* Tareas del ejercicio:
A - Responde estas preguntas con lo que dice la selección sobre la representación femenina:
(i) ¿Desde qué período se conoce la representación femenina?
(ii) ¿Hasta qué país llegan las figuraciones femeninas en América, partiendo de Arkansas?
(iii) En Venezuela, ¿entre qué zonas del país se extiende la representación femenina?
B - Retoma el texto sobre la representación femenina y continúalo después de su última oración.

* Selección:

____________________

Hemos dicho que la representación femenina se conoce desde el Perigordense, aproximadamente 25.000 años a.C.; la dispersión geográfica de dichas figuraciones es muy extensa, no sólo en el Viejo Mundo sino también en América. Se encuentran figuraciones femeninas desde Arkansas, pasando por México, Centro América, Las Antillas, Colombia, Venezuela hasta Argentina; sin embargo, no conocemos de la existencia de una cadena cronológica completa, que nos permita ubicarlas en el tiempo.

En el caso de Venezuela donde la representación femenina abarca distintas zonas del país –desde los Andes hasta el Bajo Orinoco- (mapa) tampoco tenemos una cronología completa.

____________________

* Extracto de datos:
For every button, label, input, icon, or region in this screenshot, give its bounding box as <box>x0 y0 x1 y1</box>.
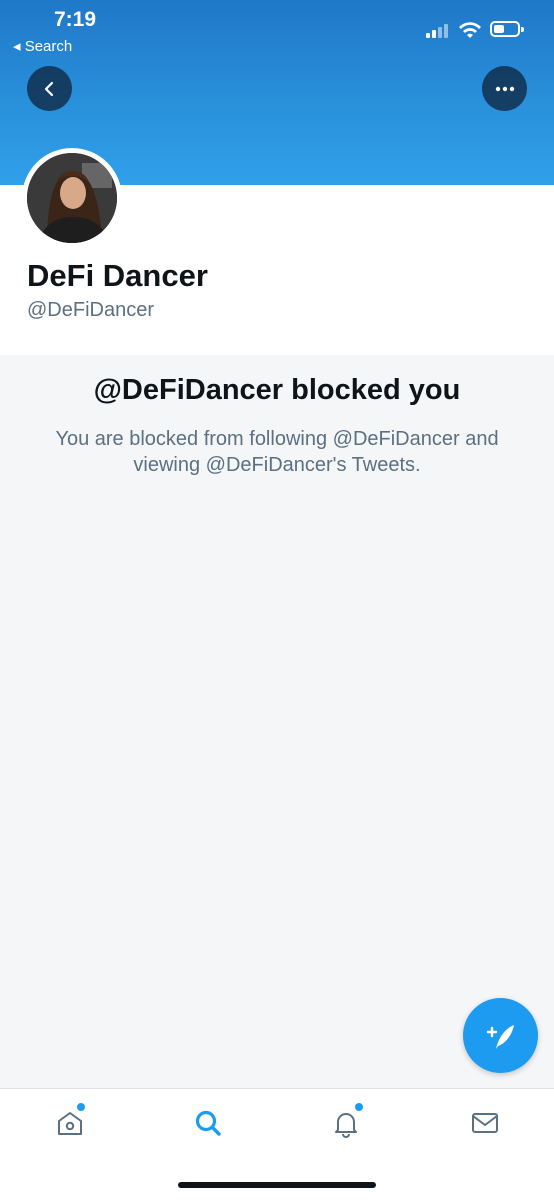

____________________

* Respuestas en orden:
A -
(i) Desde el Perigordense, aproximadamente 25.000 años a.C.
(ii) Hasta Argentina.
(iii) Desde los Andes hasta el Bajo Orinoco.

B -
LAS FUENTES ESCRITAS

Hemos dicho al principio que para una indagación de los hechos estéticos en sociedades sin historia escrita, es necesario contar con fuentes tanto etnohistóricas como etnográficas, pues muchas de ellas nos refieren descripciones sobre los usos y costumbres que creemos necesarias en la vía de interpretar los problemas que nos plantea la representación iconográfica. Uno de los elementos que desde el punto de vista formal, nos parece interesante indagar y que se refiere al esquema estructural antes señalado, son las distintas deformaciones que expresa la figuración.

A partir de las crónicas y del registro arqueológico, sabemos que estas sociedades tuvieron por costumbre deformarse la cabeza mediante la aplicación de presiones hechas a los individuos desde pequeños.

Humboldt alude dichas deformaciones de la siguiente manea: “la tendencia que tienen esos pueblos de atribuir la idea de hermosura a todo cuanto caracteriza la fisonomía nacional (…) si nacen con la frente poco convexa, con una cabeza chata, buscan cómo deprimir la frente de los niños…. (Humboldt, 1956, Tomo 3: 286-291).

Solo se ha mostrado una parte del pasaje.